Brief >>
Give only the number of lines that include the string "继续开展会计法律规范化管理工作".

↓

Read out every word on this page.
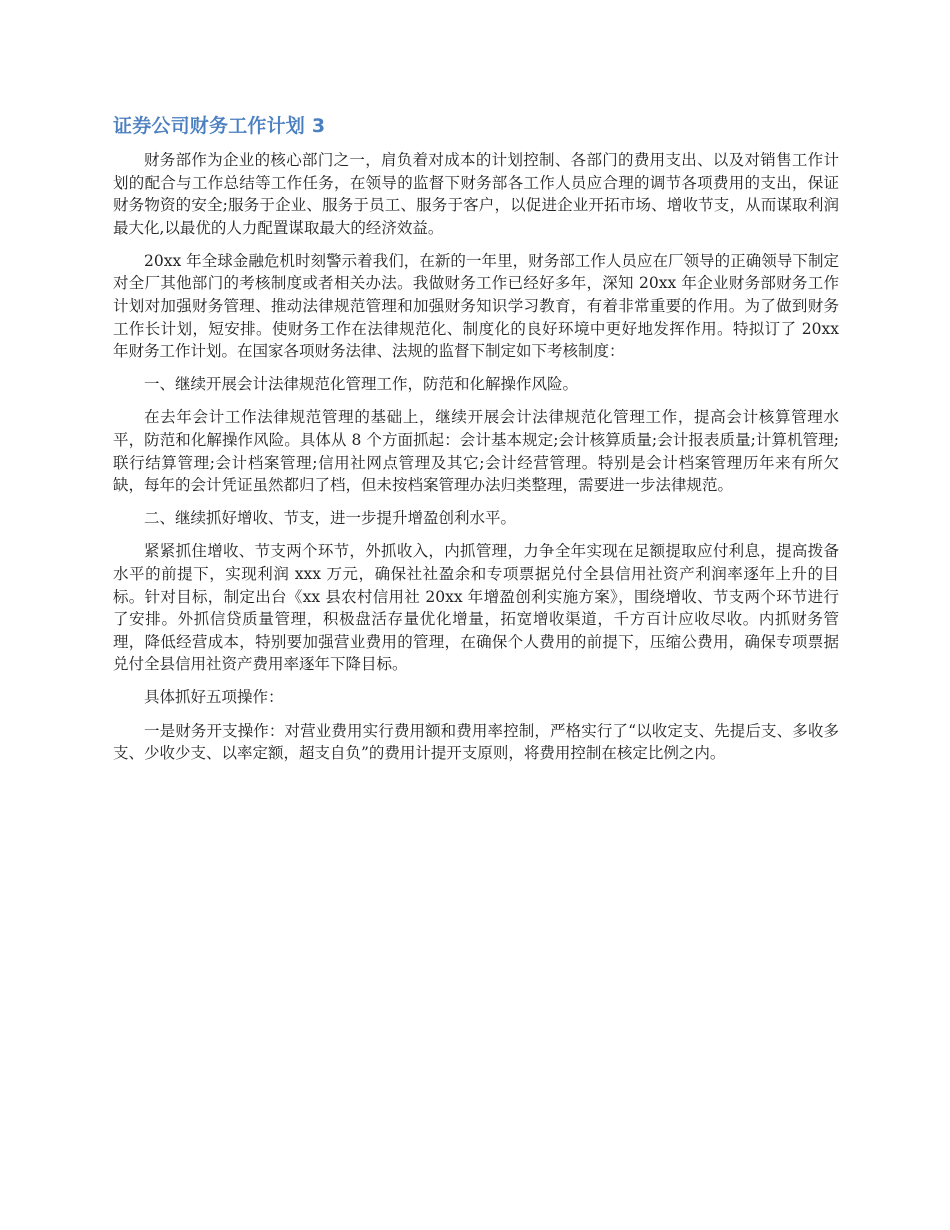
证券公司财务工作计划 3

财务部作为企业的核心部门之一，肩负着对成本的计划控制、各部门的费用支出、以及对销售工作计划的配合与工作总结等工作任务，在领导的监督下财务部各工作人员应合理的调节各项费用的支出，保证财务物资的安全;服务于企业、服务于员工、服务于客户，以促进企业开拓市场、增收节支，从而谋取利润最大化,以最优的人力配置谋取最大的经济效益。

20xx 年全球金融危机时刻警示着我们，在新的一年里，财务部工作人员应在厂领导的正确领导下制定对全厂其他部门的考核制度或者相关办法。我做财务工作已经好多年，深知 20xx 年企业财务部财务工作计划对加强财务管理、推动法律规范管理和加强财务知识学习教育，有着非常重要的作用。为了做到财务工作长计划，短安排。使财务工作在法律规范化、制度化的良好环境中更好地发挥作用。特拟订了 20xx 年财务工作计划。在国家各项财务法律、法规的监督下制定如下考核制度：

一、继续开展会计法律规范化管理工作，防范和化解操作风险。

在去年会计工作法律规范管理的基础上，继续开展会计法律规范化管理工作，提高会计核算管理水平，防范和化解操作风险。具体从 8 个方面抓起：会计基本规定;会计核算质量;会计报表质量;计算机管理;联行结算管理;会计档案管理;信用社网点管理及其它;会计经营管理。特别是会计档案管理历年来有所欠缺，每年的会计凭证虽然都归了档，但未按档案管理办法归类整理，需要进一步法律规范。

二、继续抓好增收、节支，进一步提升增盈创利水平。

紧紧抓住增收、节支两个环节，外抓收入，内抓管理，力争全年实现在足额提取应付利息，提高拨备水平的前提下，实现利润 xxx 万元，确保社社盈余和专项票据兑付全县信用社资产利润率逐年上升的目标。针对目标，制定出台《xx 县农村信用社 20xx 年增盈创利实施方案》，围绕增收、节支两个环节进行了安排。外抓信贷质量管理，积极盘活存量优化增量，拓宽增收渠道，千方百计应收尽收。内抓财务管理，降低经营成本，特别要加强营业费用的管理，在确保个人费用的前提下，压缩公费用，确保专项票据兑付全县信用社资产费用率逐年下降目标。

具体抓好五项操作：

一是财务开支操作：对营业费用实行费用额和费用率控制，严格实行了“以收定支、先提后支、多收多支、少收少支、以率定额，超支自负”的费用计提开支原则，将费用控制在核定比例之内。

↑

Final answer >>
2